To be done ::
**A.** Rewrite the part of the Flinders Ranges walk passage that opens with the words containing "Immersion into this" and closes with "start and end.", putting "circuit" in place of "loop".
**B.** Write the next part of the Flinders Ranges walk passage, picking up after its final sentence.

>> start Page excerpt

Route: Yuluna Creek Trail and Heysen Trail
Approximate distance: 8km
Start / Finish: Aroona Campground
Highlights: A wonderful, earthy walk mostly following dry creek beds through the evocative ABC Range
Sometimes I get asked for my favourite spot in Australia. Of course, it’s a nonsensical question, entirely contingent on context, mood, desire, and the ability to narrow down a gigantic landmass boasting countless ecosystems and iconic sights into one ultimate location. Time and place frequently conspire to present so many satisfying spots, numerous memorable moments. Anything from chicken rolls atop Mount Kosciuszko to a Margaret River sunset, cold beer in hand.
If I’m pressed for an answer, I sometimes recall the Flinders Ranges in South Australia. I think in part this is because the landscape is so endemically Australian, to the extent that it is easy to romanticise its dusty roads and run-down sheep stations, intrusions within an ancient sea bed of rocky undulations and weathered gorges. With poets and painters and pioneers beholden to its charms, there builds a spirit of Australia perhaps unmatched in expectation, captured in the form of a River Red Gum stoic and steadfast next to a dry, rocky creek. The air, the light, the smell, the sounds. The essence of Australia thriving against the odds.
Immersion into this world is aided and abetted by some excellent walking in the Ikara-Flinders Ranges National Park. Popular and worthwhile walks lead from the main centre of Wilpena Pound, where there are a range of accommodation options. But the walk showcased here is a little further north and possesses several enticements: it’s a loop; it’s neither overly strenuous nor pitifully easy; it concisely takes in the geology and form of the area; there is a small detour to a lookout; and you can camp – should you wish – at the start and end.

>> end Page excerpt
>> start Listed entries

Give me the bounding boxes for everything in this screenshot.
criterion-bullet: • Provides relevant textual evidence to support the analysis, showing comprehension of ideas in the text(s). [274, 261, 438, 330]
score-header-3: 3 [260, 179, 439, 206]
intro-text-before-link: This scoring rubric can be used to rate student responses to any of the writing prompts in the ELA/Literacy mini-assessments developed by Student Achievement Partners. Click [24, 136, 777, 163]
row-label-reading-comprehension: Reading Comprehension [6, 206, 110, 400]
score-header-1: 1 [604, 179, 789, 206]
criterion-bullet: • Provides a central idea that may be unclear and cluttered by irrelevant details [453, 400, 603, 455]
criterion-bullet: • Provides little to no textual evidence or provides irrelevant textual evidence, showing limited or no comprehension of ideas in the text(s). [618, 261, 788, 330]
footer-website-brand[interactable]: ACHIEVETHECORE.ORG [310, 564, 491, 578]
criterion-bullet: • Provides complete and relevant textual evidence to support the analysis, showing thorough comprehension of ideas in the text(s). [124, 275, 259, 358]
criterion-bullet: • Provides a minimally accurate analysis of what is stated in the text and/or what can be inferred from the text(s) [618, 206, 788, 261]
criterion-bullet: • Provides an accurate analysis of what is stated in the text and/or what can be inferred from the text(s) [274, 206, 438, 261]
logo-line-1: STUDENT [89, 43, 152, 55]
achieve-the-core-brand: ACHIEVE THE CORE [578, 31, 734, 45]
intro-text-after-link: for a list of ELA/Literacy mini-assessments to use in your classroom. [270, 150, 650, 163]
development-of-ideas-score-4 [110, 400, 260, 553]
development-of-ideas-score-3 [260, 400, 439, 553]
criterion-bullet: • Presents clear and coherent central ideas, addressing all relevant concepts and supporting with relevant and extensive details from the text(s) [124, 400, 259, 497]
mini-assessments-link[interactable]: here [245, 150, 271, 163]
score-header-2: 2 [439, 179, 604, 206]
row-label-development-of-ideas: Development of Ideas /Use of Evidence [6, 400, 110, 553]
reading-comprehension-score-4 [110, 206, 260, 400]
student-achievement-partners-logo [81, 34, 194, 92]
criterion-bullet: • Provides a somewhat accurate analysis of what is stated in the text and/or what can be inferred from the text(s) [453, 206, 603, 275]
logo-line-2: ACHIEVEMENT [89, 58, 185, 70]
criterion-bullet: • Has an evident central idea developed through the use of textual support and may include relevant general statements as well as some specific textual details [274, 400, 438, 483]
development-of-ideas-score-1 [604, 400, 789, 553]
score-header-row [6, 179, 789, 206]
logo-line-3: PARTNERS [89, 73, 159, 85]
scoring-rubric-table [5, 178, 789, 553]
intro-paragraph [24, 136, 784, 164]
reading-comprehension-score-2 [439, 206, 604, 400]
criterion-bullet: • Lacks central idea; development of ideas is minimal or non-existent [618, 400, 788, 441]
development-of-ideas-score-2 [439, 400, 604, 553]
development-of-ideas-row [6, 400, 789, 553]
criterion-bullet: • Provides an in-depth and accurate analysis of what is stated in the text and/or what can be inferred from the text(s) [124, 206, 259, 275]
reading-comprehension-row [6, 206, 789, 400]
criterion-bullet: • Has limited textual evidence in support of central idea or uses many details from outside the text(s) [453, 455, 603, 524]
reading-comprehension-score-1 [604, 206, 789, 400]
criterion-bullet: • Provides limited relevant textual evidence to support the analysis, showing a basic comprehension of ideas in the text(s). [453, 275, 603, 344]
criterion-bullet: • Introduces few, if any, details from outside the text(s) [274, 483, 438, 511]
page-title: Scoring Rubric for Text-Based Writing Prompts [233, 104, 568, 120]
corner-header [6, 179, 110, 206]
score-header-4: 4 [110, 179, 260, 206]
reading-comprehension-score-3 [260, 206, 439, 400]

>> end Listed entries

Answers to each task ::
**A.**
Immersion into this world is aided and abetted by some excellent walking in the Ikara-Flinders Ranges National Park. Popular and worthwhile walks lead from the main centre of Wilpena Pound, where there are a range of accommodation options. But the walk showcased here is a little further north and possesses several enticements: it’s a circuit; it’s neither overly strenuous nor pitifully easy; it concisely takes in the geology and form of the area; there is a small detour to a lookout; and you can camp – should you wish – at the start and end.

**B.**
The walk starts at Aroona Station, where an old wooden hut testifies to past pastoral pursuits, abandoned following yet another great drought. The hut sits in a picturesque valley between two seemingly unbroken chains of hills, the Heysen and ABC ranges. The former is named after the artist who was a frequent visitor to the area. Indeed, every gum tree, every ridge, every creek has a familiarity, as if you have seen it somewhere before; perhaps in the Gallery of South Australia or on an artistic postcard outside a boutique of overpriced trinkets.
Progressing anticlockwise, the walk heads south following Aroona Creek towards Koolaman Campground. It’s easy going with views of the Heysen Range lingering to the south and west. From the campground, the path then cuts east into the ABC Range by following Yuluna Creek. As footsteps progress, the hills begin to close in, offering a touch more shade and presenting steep rock faces carved out over millennia. While hardly a gorge of Grand Canyon proportions, it’s a pleasing landscape, capped off by the regular sight of River Red Gums clinging to the baked shingle banks of the creek and contorting giant limbs into the sky. There is a sense of peace and solace in the late afternoon light, the cheeps of galahs sharing this oasis in which to breathe.
After a couple of kilometres, the track climbs up through the earthy fragrance of native Cypress and joins a wider bridlepath, which eventually becomes part of the long distance Heysen Trail. At the junction with the Heysen Trail, bear left on this (right will send you to the Fleurieu Peninsula south of Adelaide!) and head back down to Yuluna Creek. Revel in those gums and galahs again for another kilometre or so, before joining the Bulls Gap Track and following this back to Aroona Station.
There is one small detour on the final stretch, and it’s well worth taking. I can’t figure out if Hans sat and painted here himself or if it is named purely for the view of the ranges bearing his name. But the Heysen Viewpoint is indeed as pretty as a picture. Both now and in the morning, should you decide to camp and head up as the sun casts red. It could even be my favourite spot in Australia. If I had to choose!
Extra steps
- Wilpena Pound Resort is a fine place to stay if more rustic camping doesn’t float your boat, with various sleeping options. Best of all there are several excellent walks from the door – into and above Wilpena Pound. Probably the easiest and best medium walk is through Pound Gap and up to Wangara Lookouts. Another walk I did here one early morning took me steeply up to Mt Ohlssen-Bagge for a colourful sunrise.
- Meanwhile, I have no idea what the Bridle Gap walk from Wilpena Pound is like, but it does end next to a peak named Dick Nob, so probably worth it just for that!
- Outside of the Pound, there is a fine walk to some Aboriginal rock art at Arkaroo, all within a stunning semi-arid landscape.
- Rawnsley Park Station just south of the National Park is another accommodation option, and provides a few additional facilities including a good, authentic restaurant, The Woolshed (lamb is the go!). There are also various tours that can be arranged from here, such as dawn hot air ballooning, 4WD trips etc. For those on a budget, a fairly strenuous walk from here climbs to Rawnsley Bluff, overlooking Wilpena Pound.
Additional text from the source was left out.